[start of Records to use]

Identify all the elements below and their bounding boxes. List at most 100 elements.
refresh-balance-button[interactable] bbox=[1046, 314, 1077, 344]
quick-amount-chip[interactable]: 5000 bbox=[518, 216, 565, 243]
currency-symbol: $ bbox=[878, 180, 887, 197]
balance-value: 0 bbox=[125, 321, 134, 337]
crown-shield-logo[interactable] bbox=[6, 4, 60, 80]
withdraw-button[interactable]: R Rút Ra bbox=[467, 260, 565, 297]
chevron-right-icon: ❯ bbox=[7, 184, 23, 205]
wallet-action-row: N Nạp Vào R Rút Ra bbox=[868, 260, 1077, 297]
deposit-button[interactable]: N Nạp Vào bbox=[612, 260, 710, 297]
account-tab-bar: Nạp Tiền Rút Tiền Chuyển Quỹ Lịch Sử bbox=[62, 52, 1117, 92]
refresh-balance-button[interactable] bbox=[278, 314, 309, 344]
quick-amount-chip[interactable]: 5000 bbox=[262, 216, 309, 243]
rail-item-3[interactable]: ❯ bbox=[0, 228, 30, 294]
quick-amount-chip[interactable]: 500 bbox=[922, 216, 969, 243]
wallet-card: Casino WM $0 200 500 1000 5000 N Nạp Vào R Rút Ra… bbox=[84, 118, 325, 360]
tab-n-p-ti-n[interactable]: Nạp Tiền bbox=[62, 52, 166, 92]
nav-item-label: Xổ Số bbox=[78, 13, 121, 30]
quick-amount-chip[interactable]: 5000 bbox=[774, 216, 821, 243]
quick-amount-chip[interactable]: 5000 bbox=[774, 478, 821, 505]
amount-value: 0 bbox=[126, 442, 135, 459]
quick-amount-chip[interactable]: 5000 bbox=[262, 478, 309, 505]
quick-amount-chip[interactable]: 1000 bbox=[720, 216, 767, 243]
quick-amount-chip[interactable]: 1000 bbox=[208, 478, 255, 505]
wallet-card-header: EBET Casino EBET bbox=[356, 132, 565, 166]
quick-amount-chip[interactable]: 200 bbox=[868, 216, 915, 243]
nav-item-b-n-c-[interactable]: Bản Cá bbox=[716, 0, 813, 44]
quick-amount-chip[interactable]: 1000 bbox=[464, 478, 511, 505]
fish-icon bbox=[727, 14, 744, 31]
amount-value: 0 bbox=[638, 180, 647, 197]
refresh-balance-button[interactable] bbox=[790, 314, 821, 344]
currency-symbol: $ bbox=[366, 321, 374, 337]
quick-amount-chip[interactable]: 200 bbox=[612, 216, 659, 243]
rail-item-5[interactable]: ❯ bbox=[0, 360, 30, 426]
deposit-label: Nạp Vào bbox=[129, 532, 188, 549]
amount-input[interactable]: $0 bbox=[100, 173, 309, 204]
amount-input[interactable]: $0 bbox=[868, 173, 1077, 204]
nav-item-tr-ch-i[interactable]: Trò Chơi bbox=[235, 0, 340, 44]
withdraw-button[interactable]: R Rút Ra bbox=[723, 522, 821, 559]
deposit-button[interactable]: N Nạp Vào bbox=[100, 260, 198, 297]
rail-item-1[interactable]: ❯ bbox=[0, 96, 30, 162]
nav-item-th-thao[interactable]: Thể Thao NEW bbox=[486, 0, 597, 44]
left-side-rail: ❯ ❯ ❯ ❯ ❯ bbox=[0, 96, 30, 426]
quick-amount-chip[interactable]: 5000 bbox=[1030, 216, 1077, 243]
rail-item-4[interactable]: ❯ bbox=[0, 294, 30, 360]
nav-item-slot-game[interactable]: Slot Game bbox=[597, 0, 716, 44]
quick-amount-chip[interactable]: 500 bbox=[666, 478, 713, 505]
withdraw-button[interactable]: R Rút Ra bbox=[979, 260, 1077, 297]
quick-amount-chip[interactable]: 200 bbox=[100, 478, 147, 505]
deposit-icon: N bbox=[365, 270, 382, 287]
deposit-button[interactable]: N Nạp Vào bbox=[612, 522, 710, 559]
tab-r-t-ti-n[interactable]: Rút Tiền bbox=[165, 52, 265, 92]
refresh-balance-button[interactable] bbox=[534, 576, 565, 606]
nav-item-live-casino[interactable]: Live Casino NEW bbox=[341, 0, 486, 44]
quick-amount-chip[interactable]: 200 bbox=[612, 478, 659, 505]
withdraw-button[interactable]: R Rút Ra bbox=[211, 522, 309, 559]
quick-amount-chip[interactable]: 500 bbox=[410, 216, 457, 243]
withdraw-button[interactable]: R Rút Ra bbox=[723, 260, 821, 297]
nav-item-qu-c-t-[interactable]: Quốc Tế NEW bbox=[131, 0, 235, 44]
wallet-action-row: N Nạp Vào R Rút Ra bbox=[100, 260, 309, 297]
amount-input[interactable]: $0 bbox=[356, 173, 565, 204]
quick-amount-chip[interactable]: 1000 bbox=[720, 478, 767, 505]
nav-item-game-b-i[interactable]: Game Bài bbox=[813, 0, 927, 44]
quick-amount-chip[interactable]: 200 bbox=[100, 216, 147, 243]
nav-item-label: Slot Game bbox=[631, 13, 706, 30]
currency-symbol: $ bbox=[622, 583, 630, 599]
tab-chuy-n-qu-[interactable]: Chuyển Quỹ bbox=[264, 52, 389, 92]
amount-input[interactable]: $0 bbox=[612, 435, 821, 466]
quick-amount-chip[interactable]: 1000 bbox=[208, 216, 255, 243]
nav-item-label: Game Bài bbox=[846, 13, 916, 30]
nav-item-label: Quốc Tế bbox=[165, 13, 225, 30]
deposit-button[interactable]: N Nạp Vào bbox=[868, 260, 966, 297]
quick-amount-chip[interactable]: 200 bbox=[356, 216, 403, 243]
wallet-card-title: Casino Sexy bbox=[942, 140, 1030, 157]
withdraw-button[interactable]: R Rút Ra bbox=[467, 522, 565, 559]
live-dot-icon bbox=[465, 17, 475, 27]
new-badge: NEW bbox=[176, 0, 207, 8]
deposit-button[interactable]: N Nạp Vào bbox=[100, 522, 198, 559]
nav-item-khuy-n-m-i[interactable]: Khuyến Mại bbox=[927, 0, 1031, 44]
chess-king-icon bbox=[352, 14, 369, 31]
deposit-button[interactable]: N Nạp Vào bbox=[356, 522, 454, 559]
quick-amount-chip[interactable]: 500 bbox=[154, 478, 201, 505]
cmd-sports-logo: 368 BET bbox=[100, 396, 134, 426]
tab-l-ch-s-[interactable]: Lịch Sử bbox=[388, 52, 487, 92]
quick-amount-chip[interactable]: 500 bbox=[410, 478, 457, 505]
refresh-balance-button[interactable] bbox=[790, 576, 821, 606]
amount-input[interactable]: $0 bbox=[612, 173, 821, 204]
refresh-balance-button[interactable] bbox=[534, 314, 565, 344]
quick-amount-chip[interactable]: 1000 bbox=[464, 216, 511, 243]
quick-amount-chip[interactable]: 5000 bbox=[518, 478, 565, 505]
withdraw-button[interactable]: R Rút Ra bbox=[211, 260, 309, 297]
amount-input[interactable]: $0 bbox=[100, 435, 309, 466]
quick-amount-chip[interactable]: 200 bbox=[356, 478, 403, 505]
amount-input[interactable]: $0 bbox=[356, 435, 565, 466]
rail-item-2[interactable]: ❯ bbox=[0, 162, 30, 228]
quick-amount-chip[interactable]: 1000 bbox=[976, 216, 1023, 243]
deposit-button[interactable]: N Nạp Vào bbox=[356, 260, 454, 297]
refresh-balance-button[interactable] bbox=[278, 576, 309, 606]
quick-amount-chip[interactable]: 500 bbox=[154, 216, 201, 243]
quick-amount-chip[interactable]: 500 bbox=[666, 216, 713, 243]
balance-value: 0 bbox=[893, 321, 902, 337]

[end of Records to use]

— Direction —
Return every line of the items above verbatim, changing nothing.

— Exercise result —
Identify all the elements below and their bounding boxes. List at most 100 elements.
refresh-balance-button[interactable] bbox=[1046, 314, 1077, 344]
quick-amount-chip[interactable]: 5000 bbox=[518, 216, 565, 243]
currency-symbol: $ bbox=[878, 180, 887, 197]
balance-value: 0 bbox=[125, 321, 134, 337]
crown-shield-logo[interactable] bbox=[6, 4, 60, 80]
withdraw-button[interactable]: R Rút Ra bbox=[467, 260, 565, 297]
chevron-right-icon: ❯ bbox=[7, 184, 23, 205]
wallet-action-row: N Nạp Vào R Rút Ra bbox=[868, 260, 1077, 297]
deposit-button[interactable]: N Nạp Vào bbox=[612, 260, 710, 297]
account-tab-bar: Nạp Tiền Rút Tiền Chuyển Quỹ Lịch Sử bbox=[62, 52, 1117, 92]
refresh-balance-button[interactable] bbox=[278, 314, 309, 344]
quick-amount-chip[interactable]: 5000 bbox=[262, 216, 309, 243]
rail-item-3[interactable]: ❯ bbox=[0, 228, 30, 294]
quick-amount-chip[interactable]: 500 bbox=[922, 216, 969, 243]
wallet-card: Casino WM $0 200 500 1000 5000 N Nạp Vào R Rút Ra… bbox=[84, 118, 325, 360]
tab-n-p-ti-n[interactable]: Nạp Tiền bbox=[62, 52, 166, 92]
nav-item-label: Xổ Số bbox=[78, 13, 121, 30]
quick-amount-chip[interactable]: 5000 bbox=[774, 216, 821, 243]
quick-amount-chip[interactable]: 5000 bbox=[774, 478, 821, 505]
amount-value: 0 bbox=[126, 442, 135, 459]
quick-amount-chip[interactable]: 5000 bbox=[262, 478, 309, 505]
quick-amount-chip[interactable]: 1000 bbox=[720, 216, 767, 243]
quick-amount-chip[interactable]: 1000 bbox=[208, 478, 255, 505]
wallet-card-header: EBET Casino EBET bbox=[356, 132, 565, 166]
quick-amount-chip[interactable]: 200 bbox=[868, 216, 915, 243]
nav-item-b-n-c-[interactable]: Bản Cá bbox=[716, 0, 813, 44]
quick-amount-chip[interactable]: 1000 bbox=[464, 478, 511, 505]
fish-icon bbox=[727, 14, 744, 31]
amount-value: 0 bbox=[638, 180, 647, 197]
refresh-balance-button[interactable] bbox=[790, 314, 821, 344]
currency-symbol: $ bbox=[366, 321, 374, 337]
quick-amount-chip[interactable]: 200 bbox=[612, 216, 659, 243]
rail-item-5[interactable]: ❯ bbox=[0, 360, 30, 426]
deposit-label: Nạp Vào bbox=[129, 532, 188, 549]
amount-input[interactable]: $0 bbox=[100, 173, 309, 204]
amount-input[interactable]: $0 bbox=[868, 173, 1077, 204]
nav-item-tr-ch-i[interactable]: Trò Chơi bbox=[235, 0, 340, 44]
withdraw-button[interactable]: R Rút Ra bbox=[723, 522, 821, 559]
deposit-button[interactable]: N Nạp Vào bbox=[100, 260, 198, 297]
rail-item-1[interactable]: ❯ bbox=[0, 96, 30, 162]
nav-item-th-thao[interactable]: Thể Thao NEW bbox=[486, 0, 597, 44]
left-side-rail: ❯ ❯ ❯ ❯ ❯ bbox=[0, 96, 30, 426]
quick-amount-chip[interactable]: 5000 bbox=[1030, 216, 1077, 243]
rail-item-4[interactable]: ❯ bbox=[0, 294, 30, 360]
nav-item-slot-game[interactable]: Slot Game bbox=[597, 0, 716, 44]
quick-amount-chip[interactable]: 500 bbox=[666, 478, 713, 505]
withdraw-button[interactable]: R Rút Ra bbox=[979, 260, 1077, 297]
quick-amount-chip[interactable]: 200 bbox=[100, 478, 147, 505]
deposit-icon: N bbox=[365, 270, 382, 287]
deposit-button[interactable]: N Nạp Vào bbox=[612, 522, 710, 559]
tab-r-t-ti-n[interactable]: Rút Tiền bbox=[165, 52, 265, 92]
refresh-balance-button[interactable] bbox=[534, 576, 565, 606]
nav-item-live-casino[interactable]: Live Casino NEW bbox=[341, 0, 486, 44]
quick-amount-chip[interactable]: 200 bbox=[612, 478, 659, 505]
withdraw-button[interactable]: R Rút Ra bbox=[211, 522, 309, 559]
quick-amount-chip[interactable]: 500 bbox=[410, 216, 457, 243]
withdraw-button[interactable]: R Rút Ra bbox=[723, 260, 821, 297]
nav-item-qu-c-t-[interactable]: Quốc Tế NEW bbox=[131, 0, 235, 44]
wallet-action-row: N Nạp Vào R Rút Ra bbox=[100, 260, 309, 297]
amount-input[interactable]: $0 bbox=[356, 173, 565, 204]
quick-amount-chip[interactable]: 1000 bbox=[720, 478, 767, 505]
nav-item-game-b-i[interactable]: Game Bài bbox=[813, 0, 927, 44]
quick-amount-chip[interactable]: 200 bbox=[100, 216, 147, 243]
nav-item-label: Slot Game bbox=[631, 13, 706, 30]
currency-symbol: $ bbox=[622, 583, 630, 599]
tab-chuy-n-qu-[interactable]: Chuyển Quỹ bbox=[264, 52, 389, 92]
amount-input[interactable]: $0 bbox=[612, 435, 821, 466]
quick-amount-chip[interactable]: 1000 bbox=[208, 216, 255, 243]
nav-item-label: Game Bài bbox=[846, 13, 916, 30]
nav-item-label: Quốc Tế bbox=[165, 13, 225, 30]
deposit-button[interactable]: N Nạp Vào bbox=[868, 260, 966, 297]
quick-amount-chip[interactable]: 200 bbox=[356, 216, 403, 243]
wallet-card-title: Casino Sexy bbox=[942, 140, 1030, 157]
withdraw-button[interactable]: R Rút Ra bbox=[467, 522, 565, 559]
live-dot-icon bbox=[465, 17, 475, 27]
new-badge: NEW bbox=[176, 0, 207, 8]
deposit-button[interactable]: N Nạp Vào bbox=[100, 522, 198, 559]
nav-item-khuy-n-m-i[interactable]: Khuyến Mại bbox=[927, 0, 1031, 44]
chess-king-icon bbox=[352, 14, 369, 31]
deposit-button[interactable]: N Nạp Vào bbox=[356, 522, 454, 559]
quick-amount-chip[interactable]: 500 bbox=[154, 478, 201, 505]
cmd-sports-logo: 368 BET bbox=[100, 396, 134, 426]
tab-l-ch-s-[interactable]: Lịch Sử bbox=[388, 52, 487, 92]
quick-amount-chip[interactable]: 500 bbox=[410, 478, 457, 505]
refresh-balance-button[interactable] bbox=[790, 576, 821, 606]
amount-input[interactable]: $0 bbox=[612, 173, 821, 204]
refresh-balance-button[interactable] bbox=[534, 314, 565, 344]
quick-amount-chip[interactable]: 1000 bbox=[464, 216, 511, 243]
quick-amount-chip[interactable]: 5000 bbox=[518, 478, 565, 505]
withdraw-button[interactable]: R Rút Ra bbox=[211, 260, 309, 297]
amount-input[interactable]: $0 bbox=[100, 435, 309, 466]
quick-amount-chip[interactable]: 200 bbox=[356, 478, 403, 505]
amount-input[interactable]: $0 bbox=[356, 435, 565, 466]
rail-item-2[interactable]: ❯ bbox=[0, 162, 30, 228]
quick-amount-chip[interactable]: 1000 bbox=[976, 216, 1023, 243]
deposit-button[interactable]: N Nạp Vào bbox=[356, 260, 454, 297]
refresh-balance-button[interactable] bbox=[278, 576, 309, 606]
quick-amount-chip[interactable]: 500 bbox=[154, 216, 201, 243]
quick-amount-chip[interactable]: 500 bbox=[666, 216, 713, 243]
balance-value: 0 bbox=[893, 321, 902, 337]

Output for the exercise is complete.